> **Data extracted from a collection**
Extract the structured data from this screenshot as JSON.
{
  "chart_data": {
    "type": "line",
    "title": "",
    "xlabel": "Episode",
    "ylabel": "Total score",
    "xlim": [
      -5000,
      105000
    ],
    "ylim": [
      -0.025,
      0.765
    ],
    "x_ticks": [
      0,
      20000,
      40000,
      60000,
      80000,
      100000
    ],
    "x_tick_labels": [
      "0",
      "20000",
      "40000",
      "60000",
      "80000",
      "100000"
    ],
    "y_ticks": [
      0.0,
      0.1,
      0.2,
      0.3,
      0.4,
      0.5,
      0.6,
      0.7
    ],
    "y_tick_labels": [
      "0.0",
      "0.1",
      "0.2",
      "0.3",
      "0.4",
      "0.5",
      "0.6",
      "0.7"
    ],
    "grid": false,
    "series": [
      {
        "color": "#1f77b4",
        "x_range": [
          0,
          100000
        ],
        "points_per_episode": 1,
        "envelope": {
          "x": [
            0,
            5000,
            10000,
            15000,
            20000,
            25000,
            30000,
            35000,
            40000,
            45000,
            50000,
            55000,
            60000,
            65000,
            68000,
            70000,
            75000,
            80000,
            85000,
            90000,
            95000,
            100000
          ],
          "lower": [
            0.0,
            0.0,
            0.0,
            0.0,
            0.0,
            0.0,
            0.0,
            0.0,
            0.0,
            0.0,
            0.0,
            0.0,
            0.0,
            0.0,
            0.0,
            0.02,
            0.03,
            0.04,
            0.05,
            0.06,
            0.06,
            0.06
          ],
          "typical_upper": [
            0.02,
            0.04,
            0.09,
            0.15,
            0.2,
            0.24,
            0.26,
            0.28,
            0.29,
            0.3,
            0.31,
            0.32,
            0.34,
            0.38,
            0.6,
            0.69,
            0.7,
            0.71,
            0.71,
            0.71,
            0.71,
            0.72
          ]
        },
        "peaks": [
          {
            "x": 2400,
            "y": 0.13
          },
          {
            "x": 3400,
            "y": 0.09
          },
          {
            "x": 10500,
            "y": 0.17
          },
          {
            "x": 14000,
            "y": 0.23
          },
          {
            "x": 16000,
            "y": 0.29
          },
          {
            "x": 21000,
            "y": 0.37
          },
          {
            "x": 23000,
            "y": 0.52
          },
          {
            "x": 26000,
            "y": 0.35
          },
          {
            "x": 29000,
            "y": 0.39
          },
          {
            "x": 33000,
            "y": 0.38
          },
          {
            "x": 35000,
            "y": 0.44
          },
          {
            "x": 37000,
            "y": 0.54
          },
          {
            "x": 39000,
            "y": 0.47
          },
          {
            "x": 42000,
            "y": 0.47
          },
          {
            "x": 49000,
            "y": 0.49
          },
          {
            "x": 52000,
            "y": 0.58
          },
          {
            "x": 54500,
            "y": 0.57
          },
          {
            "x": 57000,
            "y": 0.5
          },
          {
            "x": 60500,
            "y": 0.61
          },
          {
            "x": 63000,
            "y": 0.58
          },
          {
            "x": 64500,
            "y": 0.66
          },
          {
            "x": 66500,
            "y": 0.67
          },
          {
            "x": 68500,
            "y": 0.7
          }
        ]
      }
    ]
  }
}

> **Your goal**
Above are some records; repeat all of them exactly.

> **Written answer**
Extract the structured data from this screenshot as JSON.
{
  "chart_data": {
    "type": "line",
    "title": "",
    "xlabel": "Episode",
    "ylabel": "Total score",
    "xlim": [
      -5000,
      105000
    ],
    "ylim": [
      -0.025,
      0.765
    ],
    "x_ticks": [
      0,
      20000,
      40000,
      60000,
      80000,
      100000
    ],
    "x_tick_labels": [
      "0",
      "20000",
      "40000",
      "60000",
      "80000",
      "100000"
    ],
    "y_ticks": [
      0.0,
      0.1,
      0.2,
      0.3,
      0.4,
      0.5,
      0.6,
      0.7
    ],
    "y_tick_labels": [
      "0.0",
      "0.1",
      "0.2",
      "0.3",
      "0.4",
      "0.5",
      "0.6",
      "0.7"
    ],
    "grid": false,
    "series": [
      {
        "color": "#1f77b4",
        "x_range": [
          0,
          100000
        ],
        "points_per_episode": 1,
        "envelope": {
          "x": [
            0,
            5000,
            10000,
            15000,
            20000,
            25000,
            30000,
            35000,
            40000,
            45000,
            50000,
            55000,
            60000,
            65000,
            68000,
            70000,
            75000,
            80000,
            85000,
            90000,
            95000,
            100000
          ],
          "lower": [
            0.0,
            0.0,
            0.0,
            0.0,
            0.0,
            0.0,
            0.0,
            0.0,
            0.0,
            0.0,
            0.0,
            0.0,
            0.0,
            0.0,
            0.0,
            0.02,
            0.03,
            0.04,
            0.05,
            0.06,
            0.06,
            0.06
          ],
          "typical_upper": [
            0.02,
            0.04,
            0.09,
            0.15,
            0.2,
            0.24,
            0.26,
            0.28,
            0.29,
            0.3,
            0.31,
            0.32,
            0.34,
            0.38,
            0.6,
            0.69,
            0.7,
            0.71,
            0.71,
            0.71,
            0.71,
            0.72
          ]
        },
        "peaks": [
          {
            "x": 2400,
            "y": 0.13
          },
          {
            "x": 3400,
            "y": 0.09
          },
          {
            "x": 10500,
            "y": 0.17
          },
          {
            "x": 14000,
            "y": 0.23
          },
          {
            "x": 16000,
            "y": 0.29
          },
          {
            "x": 21000,
            "y": 0.37
          },
          {
            "x": 23000,
            "y": 0.52
          },
          {
            "x": 26000,
            "y": 0.35
          },
          {
            "x": 29000,
            "y": 0.39
          },
          {
            "x": 33000,
            "y": 0.38
          },
          {
            "x": 35000,
            "y": 0.44
          },
          {
            "x": 37000,
            "y": 0.54
          },
          {
            "x": 39000,
            "y": 0.47
          },
          {
            "x": 42000,
            "y": 0.47
          },
          {
            "x": 49000,
            "y": 0.49
          },
          {
            "x": 52000,
            "y": 0.58
          },
          {
            "x": 54500,
            "y": 0.57
          },
          {
            "x": 57000,
            "y": 0.5
          },
          {
            "x": 60500,
            "y": 0.61
          },
          {
            "x": 63000,
            "y": 0.58
          },
          {
            "x": 64500,
            "y": 0.66
          },
          {
            "x": 66500,
            "y": 0.67
          },
          {
            "x": 68500,
            "y": 0.7
          }
        ]
      }
    ]
  }
}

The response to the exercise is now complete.